Estratto fornito:
= = = = = = =
Anche all’estero il baccalà è oggetto di ricette nazionali, arricchite di ingredienti locali. Le più conosciute oltreconfine sono il Lutefisk norvegese, ricetta che prevede che il baccalà o stoccafisso oltre a essere ammollato in acqua venga marinato nella liscivia – una soluzione alcalina che gli fa assumere una consistenza gelatinosa – il Bacalhau à Brás portoghese, con uovo sbattuto, patate e cipolla fritta, prezzemolo e olive nere, e il Bacalao al pil-pil spagnolo, che prevede una caratteristica cottura in pentola di terracotta con olio di olivaaglio e peperoncino.

Spostandoci sul merluzzo essiccato, invece, alcuni esempi di ricette tradizionali con lo stoccafisso sono:
Brandacujun (Liguria): mantecato con patate, tipico della Riviera di Ponente
Baccalà alla vicentina (Veneto): pestato, messo a bagno per tre giorni in acqua, perché si ammorbidisca, poi pulito, quindi tagliato in grossi pezzi, infarinato e cotto a lungo a fuoco lentissimo in un tegame di coccio con abbondante cipolla, ricoperto di latte e olio di oliva in uguali quantità, avendo cura di non rovinare il pesce nel mescolarlo
Stoccafisso all’anconitana (Marche): cotto a lungo con patate in pezzi grossi e una grande abbondanza di vino e olio di frantoio
Stocco alla mammolese (Calabria): cotto in un tegame con pelati, patate a spicchi, olive e peperoni
Stocco alla ghiotta (Sicilia): cotto in tegame con pomodoro, patate, capperi e olive
All’estero, oltre al Ludefisk norvegese, lo stoccafisso è protagonista dello stocafi, un piatto tipico del Principato di Monaco preparato con stoccafisso bagnato, salsa di pomodoro aromatizzata con aglio ed erbe e olive nere.
= = = = = = =
Dati:
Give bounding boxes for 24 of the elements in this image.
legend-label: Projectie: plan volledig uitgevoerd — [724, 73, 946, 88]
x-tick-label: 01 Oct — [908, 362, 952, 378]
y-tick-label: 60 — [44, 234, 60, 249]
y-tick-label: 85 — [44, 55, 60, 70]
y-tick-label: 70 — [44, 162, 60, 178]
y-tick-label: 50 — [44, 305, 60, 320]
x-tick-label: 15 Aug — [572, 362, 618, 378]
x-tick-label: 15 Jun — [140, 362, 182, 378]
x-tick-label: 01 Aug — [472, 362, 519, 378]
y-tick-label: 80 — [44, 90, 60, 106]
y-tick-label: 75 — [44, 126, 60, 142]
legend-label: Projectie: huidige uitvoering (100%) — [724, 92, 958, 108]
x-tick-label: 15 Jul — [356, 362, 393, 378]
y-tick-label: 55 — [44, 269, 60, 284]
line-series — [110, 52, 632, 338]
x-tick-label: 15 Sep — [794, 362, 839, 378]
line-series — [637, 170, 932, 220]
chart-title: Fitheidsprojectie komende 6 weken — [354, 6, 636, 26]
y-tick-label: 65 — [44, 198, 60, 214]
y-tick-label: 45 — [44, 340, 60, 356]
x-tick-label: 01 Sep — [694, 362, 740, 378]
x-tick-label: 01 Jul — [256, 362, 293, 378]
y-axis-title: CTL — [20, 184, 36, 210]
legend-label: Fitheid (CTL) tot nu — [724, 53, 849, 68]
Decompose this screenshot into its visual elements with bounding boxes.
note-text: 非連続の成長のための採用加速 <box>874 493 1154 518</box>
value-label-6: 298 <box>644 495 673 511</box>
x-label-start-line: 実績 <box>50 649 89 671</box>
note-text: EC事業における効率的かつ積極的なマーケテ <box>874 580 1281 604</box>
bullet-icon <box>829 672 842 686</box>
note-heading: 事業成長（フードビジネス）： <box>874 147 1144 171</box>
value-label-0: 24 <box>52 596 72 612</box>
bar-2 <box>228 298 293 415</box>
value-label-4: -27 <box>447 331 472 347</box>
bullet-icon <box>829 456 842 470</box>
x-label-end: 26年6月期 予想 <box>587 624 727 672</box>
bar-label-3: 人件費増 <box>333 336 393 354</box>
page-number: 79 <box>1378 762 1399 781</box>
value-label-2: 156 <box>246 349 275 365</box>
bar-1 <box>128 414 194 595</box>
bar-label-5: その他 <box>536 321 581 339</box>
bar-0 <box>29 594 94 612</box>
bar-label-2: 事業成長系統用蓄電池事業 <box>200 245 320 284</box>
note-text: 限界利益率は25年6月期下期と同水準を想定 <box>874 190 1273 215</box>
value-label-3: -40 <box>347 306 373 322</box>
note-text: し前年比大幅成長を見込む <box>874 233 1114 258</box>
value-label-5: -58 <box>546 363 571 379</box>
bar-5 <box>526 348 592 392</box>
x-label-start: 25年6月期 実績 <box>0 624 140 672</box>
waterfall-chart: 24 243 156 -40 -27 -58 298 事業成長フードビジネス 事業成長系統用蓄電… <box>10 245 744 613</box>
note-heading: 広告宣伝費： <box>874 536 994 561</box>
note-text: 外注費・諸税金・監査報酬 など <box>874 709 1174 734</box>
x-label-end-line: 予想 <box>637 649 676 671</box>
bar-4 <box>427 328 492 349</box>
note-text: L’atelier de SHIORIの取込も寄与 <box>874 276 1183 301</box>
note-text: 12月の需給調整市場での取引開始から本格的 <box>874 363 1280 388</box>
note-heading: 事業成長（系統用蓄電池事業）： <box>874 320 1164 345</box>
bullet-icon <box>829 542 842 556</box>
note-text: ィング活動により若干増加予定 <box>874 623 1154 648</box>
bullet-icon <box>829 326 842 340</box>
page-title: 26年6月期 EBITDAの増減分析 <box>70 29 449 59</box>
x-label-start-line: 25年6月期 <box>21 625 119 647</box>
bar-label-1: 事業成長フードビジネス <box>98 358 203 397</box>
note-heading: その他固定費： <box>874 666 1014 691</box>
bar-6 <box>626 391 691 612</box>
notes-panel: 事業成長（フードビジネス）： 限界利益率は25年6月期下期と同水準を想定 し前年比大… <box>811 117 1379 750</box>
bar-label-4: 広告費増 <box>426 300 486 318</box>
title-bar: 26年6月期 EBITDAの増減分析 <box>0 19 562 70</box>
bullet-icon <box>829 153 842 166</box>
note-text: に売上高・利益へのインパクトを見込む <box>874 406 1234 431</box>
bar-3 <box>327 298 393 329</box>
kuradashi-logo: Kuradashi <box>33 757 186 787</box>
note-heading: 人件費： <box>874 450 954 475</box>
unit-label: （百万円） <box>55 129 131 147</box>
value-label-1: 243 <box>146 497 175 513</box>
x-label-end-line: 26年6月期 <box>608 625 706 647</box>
= = = = = = =
Obiettivo 1: Riscrivi sotto forma di elenco il paragrafo dell'estratto che inizia con «Baccalà alla vicentina (Veneto)», conservandone i fatti principali.
Obiettivo 2: Per favore, traduci in inglese questa frase dell'estratto: «Anche all’estero il baccalà è oggetto di ricette nazionali, arricchite di ingredienti locali.»
Obiettivo 3: Trascrivi dall'estratto il passo che va da "Anche all’estero il" fino a "olio di olivaaglio e peperoncino." compreso.
Le righe costituiscono materiale a sé, distinto dall'estratto.

Risposta scritta 1:
- Piatto: baccalà alla vicentina (Veneto)
- Il pesce viene pestato e lasciato a bagno in acqua per tre giorni, così da ammorbidirsi
- Poi viene pulito, tagliato in grossi pezzi e infarinato
- Cuoce a lungo, a fuoco lentissimo, in un tegame di coccio con abbondante cipolla
- Viene ricoperto di latte e olio di oliva in quantità uguali
- Va mescolato con attenzione per non rovinarlo

Risposta scritta 2: Abroad, too, salt cod is the subject of national recipes, enriched with local ingredients.

Risposta scritta 3:
Anche all’estero il baccalà è oggetto di ricette nazionali, arricchite di ingredienti locali. Le più conosciute oltreconfine sono il Lutefisk norvegese, ricetta che prevede che il baccalà o stoccafisso oltre a essere ammollato in acqua venga marinato nella liscivia – una soluzione alcalina che gli fa assumere una consistenza gelatinosa – il Bacalhau à Brás portoghese, con uovo sbattuto, patate e cipolla fritta, prezzemolo e olive nere, e il Bacalao al pil-pil spagnolo, che prevede una caratteristica cottura in pentola di terracotta con olio di olivaaglio e peperoncino.